## Start Exercise inputs

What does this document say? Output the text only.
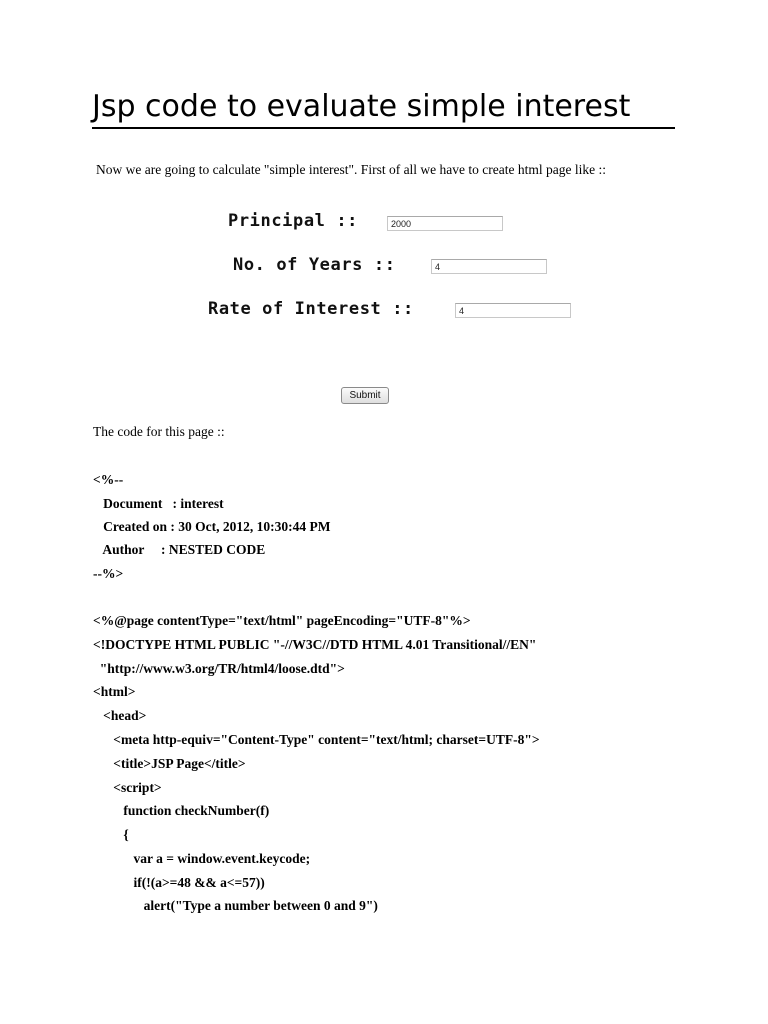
Jsp code to evaluate simple interest
Now we are going to calculate "simple interest". First of all we have to create html page like ::
Principal ::	2000
No. of Years ::	4
Rate of Interest ::	4
Submit
The code for this page ::
<%--
Document   : interest
Created on : 30 Oct, 2012, 10:30:44 PM
Author     : NESTED CODE
--%>
<%@page contentType="text/html" pageEncoding="UTF-8"%>
<!DOCTYPE HTML PUBLIC "-//W3C//DTD HTML 4.01 Transitional//EN"
"http://www.w3.org/TR/html4/loose.dtd">
<html>
<head>
<meta http-equiv="Content-Type" content="text/html; charset=UTF-8">
<title>JSP Page</title>
<script>
function checkNumber(f)
{
var a = window.event.keycode;
if(!(a>=48 && a<=57))
alert("Type a number between 0 and 9")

## End Exercise inputs

__Aim of the exercise__
Skip the pictures and transcribe the rest of the records exactly.

__Response__
What does this document say? Output the text only.
Jsp code to evaluate simple interest
Now we are going to calculate "simple interest". First of all we have to create html page like ::
Principal ::	2000
No. of Years ::	4
Rate of Interest ::	4
Submit
The code for this page ::
<%--
Document   : interest
Created on : 30 Oct, 2012, 10:30:44 PM
Author     : NESTED CODE
--%>
<%@page contentType="text/html" pageEncoding="UTF-8"%>
<!DOCTYPE HTML PUBLIC "-//W3C//DTD HTML 4.01 Transitional//EN"
"http://www.w3.org/TR/html4/loose.dtd">
<html>
<head>
<meta http-equiv="Content-Type" content="text/html; charset=UTF-8">
<title>JSP Page</title>
<script>
function checkNumber(f)
{
var a = window.event.keycode;
if(!(a>=48 && a<=57))
alert("Type a number between 0 and 9")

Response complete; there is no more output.